[DATA ENTRIES]
______________________________
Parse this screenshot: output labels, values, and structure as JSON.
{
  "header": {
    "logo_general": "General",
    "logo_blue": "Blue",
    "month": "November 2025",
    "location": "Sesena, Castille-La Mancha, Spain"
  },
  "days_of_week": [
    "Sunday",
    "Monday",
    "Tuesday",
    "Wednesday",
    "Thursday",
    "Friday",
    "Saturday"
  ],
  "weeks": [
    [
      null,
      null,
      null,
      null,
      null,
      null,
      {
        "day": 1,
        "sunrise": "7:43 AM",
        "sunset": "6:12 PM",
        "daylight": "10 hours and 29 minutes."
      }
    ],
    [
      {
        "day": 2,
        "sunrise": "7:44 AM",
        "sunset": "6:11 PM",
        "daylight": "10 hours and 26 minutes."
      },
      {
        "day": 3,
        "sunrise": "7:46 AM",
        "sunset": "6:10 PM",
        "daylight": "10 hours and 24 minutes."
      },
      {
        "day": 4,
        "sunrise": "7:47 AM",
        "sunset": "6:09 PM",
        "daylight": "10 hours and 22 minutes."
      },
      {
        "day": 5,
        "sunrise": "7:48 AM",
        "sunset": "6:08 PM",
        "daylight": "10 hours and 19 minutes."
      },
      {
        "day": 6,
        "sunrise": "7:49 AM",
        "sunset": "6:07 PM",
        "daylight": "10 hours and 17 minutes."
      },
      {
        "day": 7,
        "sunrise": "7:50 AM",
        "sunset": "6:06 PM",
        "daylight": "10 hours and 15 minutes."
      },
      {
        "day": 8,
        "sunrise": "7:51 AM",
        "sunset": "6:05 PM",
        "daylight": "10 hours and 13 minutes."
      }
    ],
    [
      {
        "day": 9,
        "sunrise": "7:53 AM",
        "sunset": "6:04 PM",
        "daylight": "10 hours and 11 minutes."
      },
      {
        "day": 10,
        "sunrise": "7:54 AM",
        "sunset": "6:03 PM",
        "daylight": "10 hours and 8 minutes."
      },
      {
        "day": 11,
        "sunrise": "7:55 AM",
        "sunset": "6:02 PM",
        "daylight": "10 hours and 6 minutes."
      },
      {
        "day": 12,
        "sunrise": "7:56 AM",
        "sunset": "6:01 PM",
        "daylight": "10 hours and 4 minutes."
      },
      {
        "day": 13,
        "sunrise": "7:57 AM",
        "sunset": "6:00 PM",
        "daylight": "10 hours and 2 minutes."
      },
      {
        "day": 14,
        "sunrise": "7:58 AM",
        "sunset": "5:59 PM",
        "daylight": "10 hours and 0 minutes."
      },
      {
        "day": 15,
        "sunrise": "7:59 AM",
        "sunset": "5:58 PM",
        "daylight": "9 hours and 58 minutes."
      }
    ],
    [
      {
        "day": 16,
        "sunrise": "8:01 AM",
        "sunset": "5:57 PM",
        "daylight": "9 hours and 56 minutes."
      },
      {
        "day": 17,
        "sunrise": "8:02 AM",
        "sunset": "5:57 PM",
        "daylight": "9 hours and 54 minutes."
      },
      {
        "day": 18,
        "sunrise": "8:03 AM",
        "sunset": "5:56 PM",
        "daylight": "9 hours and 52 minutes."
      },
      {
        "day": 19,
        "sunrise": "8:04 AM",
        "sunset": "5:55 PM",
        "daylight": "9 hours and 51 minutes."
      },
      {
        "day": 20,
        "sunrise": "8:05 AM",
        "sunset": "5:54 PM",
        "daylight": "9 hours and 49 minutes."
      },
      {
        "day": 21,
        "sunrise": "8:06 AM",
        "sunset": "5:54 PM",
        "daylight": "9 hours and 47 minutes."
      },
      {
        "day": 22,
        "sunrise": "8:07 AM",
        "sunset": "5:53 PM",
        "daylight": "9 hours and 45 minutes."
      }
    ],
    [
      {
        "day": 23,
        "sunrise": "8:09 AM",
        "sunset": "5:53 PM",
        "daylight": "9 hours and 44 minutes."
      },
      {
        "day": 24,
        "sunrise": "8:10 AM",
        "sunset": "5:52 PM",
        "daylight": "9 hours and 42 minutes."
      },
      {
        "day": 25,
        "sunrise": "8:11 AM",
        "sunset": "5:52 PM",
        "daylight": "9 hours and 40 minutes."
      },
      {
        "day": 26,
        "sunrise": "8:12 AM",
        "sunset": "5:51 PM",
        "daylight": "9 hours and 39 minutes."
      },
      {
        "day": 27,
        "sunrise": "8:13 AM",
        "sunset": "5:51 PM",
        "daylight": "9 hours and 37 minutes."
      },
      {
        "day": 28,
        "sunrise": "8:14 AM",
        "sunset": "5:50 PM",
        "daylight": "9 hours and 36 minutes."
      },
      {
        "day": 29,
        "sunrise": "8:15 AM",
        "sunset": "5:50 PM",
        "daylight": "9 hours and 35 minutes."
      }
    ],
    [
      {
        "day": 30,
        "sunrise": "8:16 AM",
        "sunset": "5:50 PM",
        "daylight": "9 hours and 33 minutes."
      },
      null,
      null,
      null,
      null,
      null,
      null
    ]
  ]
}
______________________________
[PROBLEM TO WORK ON]
All of the data needs to be printed once more, exactly.

[PROBLEM SOLUTION]
Parse this screenshot: output labels, values, and structure as JSON.
{
  "header": {
    "logo_general": "General",
    "logo_blue": "Blue",
    "month": "November 2025",
    "location": "Sesena, Castille-La Mancha, Spain"
  },
  "days_of_week": [
    "Sunday",
    "Monday",
    "Tuesday",
    "Wednesday",
    "Thursday",
    "Friday",
    "Saturday"
  ],
  "weeks": [
    [
      null,
      null,
      null,
      null,
      null,
      null,
      {
        "day": 1,
        "sunrise": "7:43 AM",
        "sunset": "6:12 PM",
        "daylight": "10 hours and 29 minutes."
      }
    ],
    [
      {
        "day": 2,
        "sunrise": "7:44 AM",
        "sunset": "6:11 PM",
        "daylight": "10 hours and 26 minutes."
      },
      {
        "day": 3,
        "sunrise": "7:46 AM",
        "sunset": "6:10 PM",
        "daylight": "10 hours and 24 minutes."
      },
      {
        "day": 4,
        "sunrise": "7:47 AM",
        "sunset": "6:09 PM",
        "daylight": "10 hours and 22 minutes."
      },
      {
        "day": 5,
        "sunrise": "7:48 AM",
        "sunset": "6:08 PM",
        "daylight": "10 hours and 19 minutes."
      },
      {
        "day": 6,
        "sunrise": "7:49 AM",
        "sunset": "6:07 PM",
        "daylight": "10 hours and 17 minutes."
      },
      {
        "day": 7,
        "sunrise": "7:50 AM",
        "sunset": "6:06 PM",
        "daylight": "10 hours and 15 minutes."
      },
      {
        "day": 8,
        "sunrise": "7:51 AM",
        "sunset": "6:05 PM",
        "daylight": "10 hours and 13 minutes."
      }
    ],
    [
      {
        "day": 9,
        "sunrise": "7:53 AM",
        "sunset": "6:04 PM",
        "daylight": "10 hours and 11 minutes."
      },
      {
        "day": 10,
        "sunrise": "7:54 AM",
        "sunset": "6:03 PM",
        "daylight": "10 hours and 8 minutes."
      },
      {
        "day": 11,
        "sunrise": "7:55 AM",
        "sunset": "6:02 PM",
        "daylight": "10 hours and 6 minutes."
      },
      {
        "day": 12,
        "sunrise": "7:56 AM",
        "sunset": "6:01 PM",
        "daylight": "10 hours and 4 minutes."
      },
      {
        "day": 13,
        "sunrise": "7:57 AM",
        "sunset": "6:00 PM",
        "daylight": "10 hours and 2 minutes."
      },
      {
        "day": 14,
        "sunrise": "7:58 AM",
        "sunset": "5:59 PM",
        "daylight": "10 hours and 0 minutes."
      },
      {
        "day": 15,
        "sunrise": "7:59 AM",
        "sunset": "5:58 PM",
        "daylight": "9 hours and 58 minutes."
      }
    ],
    [
      {
        "day": 16,
        "sunrise": "8:01 AM",
        "sunset": "5:57 PM",
        "daylight": "9 hours and 56 minutes."
      },
      {
        "day": 17,
        "sunrise": "8:02 AM",
        "sunset": "5:57 PM",
        "daylight": "9 hours and 54 minutes."
      },
      {
        "day": 18,
        "sunrise": "8:03 AM",
        "sunset": "5:56 PM",
        "daylight": "9 hours and 52 minutes."
      },
      {
        "day": 19,
        "sunrise": "8:04 AM",
        "sunset": "5:55 PM",
        "daylight": "9 hours and 51 minutes."
      },
      {
        "day": 20,
        "sunrise": "8:05 AM",
        "sunset": "5:54 PM",
        "daylight": "9 hours and 49 minutes."
      },
      {
        "day": 21,
        "sunrise": "8:06 AM",
        "sunset": "5:54 PM",
        "daylight": "9 hours and 47 minutes."
      },
      {
        "day": 22,
        "sunrise": "8:07 AM",
        "sunset": "5:53 PM",
        "daylight": "9 hours and 45 minutes."
      }
    ],
    [
      {
        "day": 23,
        "sunrise": "8:09 AM",
        "sunset": "5:53 PM",
        "daylight": "9 hours and 44 minutes."
      },
      {
        "day": 24,
        "sunrise": "8:10 AM",
        "sunset": "5:52 PM",
        "daylight": "9 hours and 42 minutes."
      },
      {
        "day": 25,
        "sunrise": "8:11 AM",
        "sunset": "5:52 PM",
        "daylight": "9 hours and 40 minutes."
      },
      {
        "day": 26,
        "sunrise": "8:12 AM",
        "sunset": "5:51 PM",
        "daylight": "9 hours and 39 minutes."
      },
      {
        "day": 27,
        "sunrise": "8:13 AM",
        "sunset": "5:51 PM",
        "daylight": "9 hours and 37 minutes."
      },
      {
        "day": 28,
        "sunrise": "8:14 AM",
        "sunset": "5:50 PM",
        "daylight": "9 hours and 36 minutes."
      },
      {
        "day": 29,
        "sunrise": "8:15 AM",
        "sunset": "5:50 PM",
        "daylight": "9 hours and 35 minutes."
      }
    ],
    [
      {
        "day": 30,
        "sunrise": "8:16 AM",
        "sunset": "5:50 PM",
        "daylight": "9 hours and 33 minutes."
      },
      null,
      null,
      null,
      null,
      null,
      null
    ]
  ]
}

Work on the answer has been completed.